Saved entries
** start **

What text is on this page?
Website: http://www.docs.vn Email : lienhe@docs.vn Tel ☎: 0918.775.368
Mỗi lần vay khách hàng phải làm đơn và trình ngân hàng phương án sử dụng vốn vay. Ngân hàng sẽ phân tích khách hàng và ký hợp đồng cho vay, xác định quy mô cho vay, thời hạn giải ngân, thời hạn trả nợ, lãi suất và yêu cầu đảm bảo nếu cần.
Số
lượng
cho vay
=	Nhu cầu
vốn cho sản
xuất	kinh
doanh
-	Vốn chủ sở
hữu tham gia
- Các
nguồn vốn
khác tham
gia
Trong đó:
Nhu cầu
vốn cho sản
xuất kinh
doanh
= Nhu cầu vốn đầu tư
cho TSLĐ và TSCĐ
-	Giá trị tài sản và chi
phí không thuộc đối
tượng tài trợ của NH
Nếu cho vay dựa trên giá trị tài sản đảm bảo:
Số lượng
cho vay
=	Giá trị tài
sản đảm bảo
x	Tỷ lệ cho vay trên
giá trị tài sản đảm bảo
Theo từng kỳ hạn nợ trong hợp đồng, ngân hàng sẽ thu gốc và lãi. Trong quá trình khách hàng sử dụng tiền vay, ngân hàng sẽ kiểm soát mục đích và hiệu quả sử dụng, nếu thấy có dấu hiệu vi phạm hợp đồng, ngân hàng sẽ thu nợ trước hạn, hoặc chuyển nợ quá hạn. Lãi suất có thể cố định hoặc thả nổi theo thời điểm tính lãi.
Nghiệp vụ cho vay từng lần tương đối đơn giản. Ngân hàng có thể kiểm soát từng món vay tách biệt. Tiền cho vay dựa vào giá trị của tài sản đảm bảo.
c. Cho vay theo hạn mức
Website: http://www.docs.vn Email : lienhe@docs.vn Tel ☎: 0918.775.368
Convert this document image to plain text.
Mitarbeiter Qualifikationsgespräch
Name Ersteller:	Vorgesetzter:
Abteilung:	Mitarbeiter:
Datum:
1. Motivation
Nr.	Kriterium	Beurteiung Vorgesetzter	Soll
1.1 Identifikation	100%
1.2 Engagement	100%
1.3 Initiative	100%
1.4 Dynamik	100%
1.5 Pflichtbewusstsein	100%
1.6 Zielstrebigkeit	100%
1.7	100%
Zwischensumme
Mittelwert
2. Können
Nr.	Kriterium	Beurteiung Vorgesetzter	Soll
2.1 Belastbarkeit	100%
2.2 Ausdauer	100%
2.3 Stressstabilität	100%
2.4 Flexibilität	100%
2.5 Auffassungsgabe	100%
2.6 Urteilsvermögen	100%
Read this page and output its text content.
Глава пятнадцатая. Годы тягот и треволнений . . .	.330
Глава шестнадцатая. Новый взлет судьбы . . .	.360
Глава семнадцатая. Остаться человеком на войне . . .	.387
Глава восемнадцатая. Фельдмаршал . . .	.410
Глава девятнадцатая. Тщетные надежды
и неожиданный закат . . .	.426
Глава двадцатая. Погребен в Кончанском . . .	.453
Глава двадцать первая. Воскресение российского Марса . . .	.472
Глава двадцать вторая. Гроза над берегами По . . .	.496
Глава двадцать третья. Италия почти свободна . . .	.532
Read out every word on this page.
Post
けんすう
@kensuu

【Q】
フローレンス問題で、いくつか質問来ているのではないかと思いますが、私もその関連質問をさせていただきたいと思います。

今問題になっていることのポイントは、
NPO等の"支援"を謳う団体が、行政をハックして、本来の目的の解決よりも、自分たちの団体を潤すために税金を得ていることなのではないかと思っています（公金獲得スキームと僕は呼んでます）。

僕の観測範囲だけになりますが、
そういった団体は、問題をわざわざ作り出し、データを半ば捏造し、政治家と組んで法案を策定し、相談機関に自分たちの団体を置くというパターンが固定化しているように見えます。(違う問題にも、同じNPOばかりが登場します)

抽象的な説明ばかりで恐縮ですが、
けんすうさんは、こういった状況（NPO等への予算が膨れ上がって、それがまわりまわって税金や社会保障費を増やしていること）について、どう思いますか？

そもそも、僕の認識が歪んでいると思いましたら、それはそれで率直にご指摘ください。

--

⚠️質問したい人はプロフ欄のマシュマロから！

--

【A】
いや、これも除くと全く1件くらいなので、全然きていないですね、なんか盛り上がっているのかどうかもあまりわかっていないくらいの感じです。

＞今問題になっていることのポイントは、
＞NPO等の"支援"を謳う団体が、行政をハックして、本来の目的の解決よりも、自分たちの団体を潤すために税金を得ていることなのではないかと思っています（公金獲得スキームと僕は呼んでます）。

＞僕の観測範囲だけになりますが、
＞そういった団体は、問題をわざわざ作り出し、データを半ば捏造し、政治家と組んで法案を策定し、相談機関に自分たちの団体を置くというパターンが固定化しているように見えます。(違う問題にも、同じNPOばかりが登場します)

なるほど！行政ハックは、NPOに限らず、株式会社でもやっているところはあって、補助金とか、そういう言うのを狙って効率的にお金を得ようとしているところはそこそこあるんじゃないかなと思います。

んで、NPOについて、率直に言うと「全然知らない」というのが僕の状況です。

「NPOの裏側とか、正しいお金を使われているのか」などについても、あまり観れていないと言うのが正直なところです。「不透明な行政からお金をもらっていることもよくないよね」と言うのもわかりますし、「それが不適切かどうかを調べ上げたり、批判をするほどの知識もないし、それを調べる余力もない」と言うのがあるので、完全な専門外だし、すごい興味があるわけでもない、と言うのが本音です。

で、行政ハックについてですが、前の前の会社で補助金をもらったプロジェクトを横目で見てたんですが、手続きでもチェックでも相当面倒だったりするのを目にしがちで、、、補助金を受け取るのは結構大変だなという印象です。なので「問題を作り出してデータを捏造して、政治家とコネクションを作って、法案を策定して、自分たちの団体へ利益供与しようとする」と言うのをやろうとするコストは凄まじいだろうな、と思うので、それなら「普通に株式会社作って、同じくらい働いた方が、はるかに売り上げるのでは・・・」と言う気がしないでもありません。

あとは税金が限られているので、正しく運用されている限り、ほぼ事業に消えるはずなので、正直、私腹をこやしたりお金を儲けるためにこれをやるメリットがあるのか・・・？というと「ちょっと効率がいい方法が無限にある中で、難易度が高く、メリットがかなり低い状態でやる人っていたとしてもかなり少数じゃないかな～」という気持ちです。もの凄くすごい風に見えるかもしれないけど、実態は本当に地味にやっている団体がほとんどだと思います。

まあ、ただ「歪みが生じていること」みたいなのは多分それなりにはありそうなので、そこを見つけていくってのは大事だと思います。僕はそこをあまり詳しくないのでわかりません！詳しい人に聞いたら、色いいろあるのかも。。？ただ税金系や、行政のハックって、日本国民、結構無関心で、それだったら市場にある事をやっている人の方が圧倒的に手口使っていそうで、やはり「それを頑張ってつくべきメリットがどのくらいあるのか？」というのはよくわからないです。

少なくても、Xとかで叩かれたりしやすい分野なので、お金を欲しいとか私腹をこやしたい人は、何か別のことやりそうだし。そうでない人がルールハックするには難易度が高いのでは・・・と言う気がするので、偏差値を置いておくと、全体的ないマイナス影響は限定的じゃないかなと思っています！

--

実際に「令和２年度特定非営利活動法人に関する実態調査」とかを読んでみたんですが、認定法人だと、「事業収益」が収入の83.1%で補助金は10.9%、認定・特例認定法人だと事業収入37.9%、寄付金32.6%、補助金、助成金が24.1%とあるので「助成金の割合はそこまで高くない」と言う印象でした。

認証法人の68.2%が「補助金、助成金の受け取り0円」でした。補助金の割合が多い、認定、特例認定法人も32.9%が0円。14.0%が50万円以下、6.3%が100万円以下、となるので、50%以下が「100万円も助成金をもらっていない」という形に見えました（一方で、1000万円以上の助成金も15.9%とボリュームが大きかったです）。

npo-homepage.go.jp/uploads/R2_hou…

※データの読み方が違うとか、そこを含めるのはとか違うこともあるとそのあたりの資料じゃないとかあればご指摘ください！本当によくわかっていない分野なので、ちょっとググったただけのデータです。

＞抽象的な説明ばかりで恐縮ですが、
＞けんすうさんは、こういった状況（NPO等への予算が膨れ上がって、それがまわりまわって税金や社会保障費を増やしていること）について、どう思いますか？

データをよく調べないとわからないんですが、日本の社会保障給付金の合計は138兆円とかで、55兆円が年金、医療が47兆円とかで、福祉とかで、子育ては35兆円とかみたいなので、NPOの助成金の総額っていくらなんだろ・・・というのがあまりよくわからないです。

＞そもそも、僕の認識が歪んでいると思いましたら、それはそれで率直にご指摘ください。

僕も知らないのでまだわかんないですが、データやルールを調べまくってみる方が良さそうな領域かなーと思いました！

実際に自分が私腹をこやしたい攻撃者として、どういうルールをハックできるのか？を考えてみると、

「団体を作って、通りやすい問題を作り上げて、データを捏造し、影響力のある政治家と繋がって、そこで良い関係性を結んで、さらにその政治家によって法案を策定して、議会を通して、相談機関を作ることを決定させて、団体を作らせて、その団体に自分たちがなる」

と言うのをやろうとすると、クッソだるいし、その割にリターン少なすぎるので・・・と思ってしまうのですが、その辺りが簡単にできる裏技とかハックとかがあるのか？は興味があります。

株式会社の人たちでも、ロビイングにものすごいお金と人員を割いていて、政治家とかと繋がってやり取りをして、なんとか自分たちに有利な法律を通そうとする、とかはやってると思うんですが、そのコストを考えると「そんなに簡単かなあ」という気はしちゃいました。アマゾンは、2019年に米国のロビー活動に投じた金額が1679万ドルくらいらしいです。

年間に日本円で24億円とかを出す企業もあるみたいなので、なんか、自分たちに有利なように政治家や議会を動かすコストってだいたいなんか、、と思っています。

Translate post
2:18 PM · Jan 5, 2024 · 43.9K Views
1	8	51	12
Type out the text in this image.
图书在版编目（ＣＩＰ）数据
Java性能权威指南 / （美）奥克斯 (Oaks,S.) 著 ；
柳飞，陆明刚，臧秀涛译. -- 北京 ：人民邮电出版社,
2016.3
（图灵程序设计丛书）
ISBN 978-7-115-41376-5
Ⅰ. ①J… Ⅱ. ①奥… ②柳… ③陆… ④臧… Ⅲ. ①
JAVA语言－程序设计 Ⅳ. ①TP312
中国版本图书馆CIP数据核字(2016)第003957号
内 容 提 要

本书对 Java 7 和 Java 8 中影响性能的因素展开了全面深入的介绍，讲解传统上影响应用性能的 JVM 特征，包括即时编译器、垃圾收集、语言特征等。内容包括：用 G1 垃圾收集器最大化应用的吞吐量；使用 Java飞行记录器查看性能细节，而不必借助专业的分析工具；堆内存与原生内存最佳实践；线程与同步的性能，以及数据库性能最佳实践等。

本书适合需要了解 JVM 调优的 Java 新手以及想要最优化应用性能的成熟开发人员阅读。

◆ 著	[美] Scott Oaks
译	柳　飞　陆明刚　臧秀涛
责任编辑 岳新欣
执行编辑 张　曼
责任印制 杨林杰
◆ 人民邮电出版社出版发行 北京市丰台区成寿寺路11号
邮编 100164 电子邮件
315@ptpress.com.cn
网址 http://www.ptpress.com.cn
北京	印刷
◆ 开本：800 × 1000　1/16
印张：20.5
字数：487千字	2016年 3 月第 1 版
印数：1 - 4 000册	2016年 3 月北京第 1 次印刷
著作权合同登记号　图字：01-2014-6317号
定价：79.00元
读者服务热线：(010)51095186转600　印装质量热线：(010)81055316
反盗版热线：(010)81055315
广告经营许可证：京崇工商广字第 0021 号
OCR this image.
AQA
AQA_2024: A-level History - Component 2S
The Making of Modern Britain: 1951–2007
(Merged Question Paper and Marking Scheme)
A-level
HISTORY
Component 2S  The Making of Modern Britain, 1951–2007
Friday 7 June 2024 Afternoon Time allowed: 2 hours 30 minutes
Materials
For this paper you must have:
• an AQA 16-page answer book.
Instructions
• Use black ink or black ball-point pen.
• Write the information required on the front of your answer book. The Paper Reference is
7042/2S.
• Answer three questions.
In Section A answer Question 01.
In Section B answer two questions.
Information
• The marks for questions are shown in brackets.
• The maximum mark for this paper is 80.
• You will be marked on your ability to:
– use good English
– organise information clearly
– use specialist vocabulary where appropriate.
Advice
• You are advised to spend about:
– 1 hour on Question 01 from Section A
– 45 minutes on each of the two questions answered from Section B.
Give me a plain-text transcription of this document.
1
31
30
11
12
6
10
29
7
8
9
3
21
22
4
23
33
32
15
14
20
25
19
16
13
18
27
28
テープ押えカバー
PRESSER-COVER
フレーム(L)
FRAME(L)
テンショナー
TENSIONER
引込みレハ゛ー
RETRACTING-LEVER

** end **

## Short problem
Give the number of lines that hold the word "自分たちの団体を潤すために税金を得ていることなのではないかと思っています" in these records, with nothing added.

## Complete response
2